■ Given exercise ■
Reproduce the listing below verbatim.
#### Extracted records ####
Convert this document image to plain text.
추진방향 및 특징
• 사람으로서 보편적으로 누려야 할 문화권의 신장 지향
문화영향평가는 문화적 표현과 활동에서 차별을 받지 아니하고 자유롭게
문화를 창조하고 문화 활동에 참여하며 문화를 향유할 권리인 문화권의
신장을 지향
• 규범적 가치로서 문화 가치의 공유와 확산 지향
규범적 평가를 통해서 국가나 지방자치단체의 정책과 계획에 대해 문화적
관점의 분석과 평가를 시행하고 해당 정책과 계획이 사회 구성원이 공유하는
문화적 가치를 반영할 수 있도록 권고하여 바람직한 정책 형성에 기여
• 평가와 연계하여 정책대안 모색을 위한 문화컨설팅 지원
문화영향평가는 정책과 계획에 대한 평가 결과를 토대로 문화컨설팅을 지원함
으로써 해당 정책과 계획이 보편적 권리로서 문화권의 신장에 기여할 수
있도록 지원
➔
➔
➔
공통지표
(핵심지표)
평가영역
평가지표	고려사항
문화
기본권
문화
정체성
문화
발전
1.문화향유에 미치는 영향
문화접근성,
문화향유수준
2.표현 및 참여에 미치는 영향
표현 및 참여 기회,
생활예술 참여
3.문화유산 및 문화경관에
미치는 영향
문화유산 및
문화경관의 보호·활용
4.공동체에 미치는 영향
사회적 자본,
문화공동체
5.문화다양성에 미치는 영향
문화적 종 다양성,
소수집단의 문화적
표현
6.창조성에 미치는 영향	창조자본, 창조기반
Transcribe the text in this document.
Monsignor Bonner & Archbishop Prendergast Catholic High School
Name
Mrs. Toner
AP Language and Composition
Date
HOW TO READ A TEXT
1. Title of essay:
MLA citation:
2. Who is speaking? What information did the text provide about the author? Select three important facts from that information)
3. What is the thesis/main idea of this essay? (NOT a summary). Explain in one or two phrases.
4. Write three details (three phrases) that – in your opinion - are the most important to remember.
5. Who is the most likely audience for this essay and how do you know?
####
■ Finished answer ■
Convert this document image to plain text.
추진방향 및 특징
• 사람으로서 보편적으로 누려야 할 문화권의 신장 지향
문화영향평가는 문화적 표현과 활동에서 차별을 받지 아니하고 자유롭게
문화를 창조하고 문화 활동에 참여하며 문화를 향유할 권리인 문화권의
신장을 지향
• 규범적 가치로서 문화 가치의 공유와 확산 지향
규범적 평가를 통해서 국가나 지방자치단체의 정책과 계획에 대해 문화적
관점의 분석과 평가를 시행하고 해당 정책과 계획이 사회 구성원이 공유하는
문화적 가치를 반영할 수 있도록 권고하여 바람직한 정책 형성에 기여
• 평가와 연계하여 정책대안 모색을 위한 문화컨설팅 지원
문화영향평가는 정책과 계획에 대한 평가 결과를 토대로 문화컨설팅을 지원함
으로써 해당 정책과 계획이 보편적 권리로서 문화권의 신장에 기여할 수
있도록 지원
➔
➔
➔
공통지표
(핵심지표)
평가영역
평가지표	고려사항
문화
기본권
문화
정체성
문화
발전
1.문화향유에 미치는 영향
문화접근성,
문화향유수준
2.표현 및 참여에 미치는 영향
표현 및 참여 기회,
생활예술 참여
3.문화유산 및 문화경관에
미치는 영향
문화유산 및
문화경관의 보호·활용
4.공동체에 미치는 영향
사회적 자본,
문화공동체
5.문화다양성에 미치는 영향
문화적 종 다양성,
소수집단의 문화적
표현
6.창조성에 미치는 영향	창조자본, 창조기반
Transcribe the text in this document.
Monsignor Bonner & Archbishop Prendergast Catholic High School
Name
Mrs. Toner
AP Language and Composition
Date
HOW TO READ A TEXT
1. Title of essay:
MLA citation:
2. Who is speaking? What information did the text provide about the author? Select three important facts from that information)
3. What is the thesis/main idea of this essay? (NOT a summary). Explain in one or two phrases.
4. Write three details (three phrases) that – in your opinion - are the most important to remember.
5. Who is the most likely audience for this essay and how do you know?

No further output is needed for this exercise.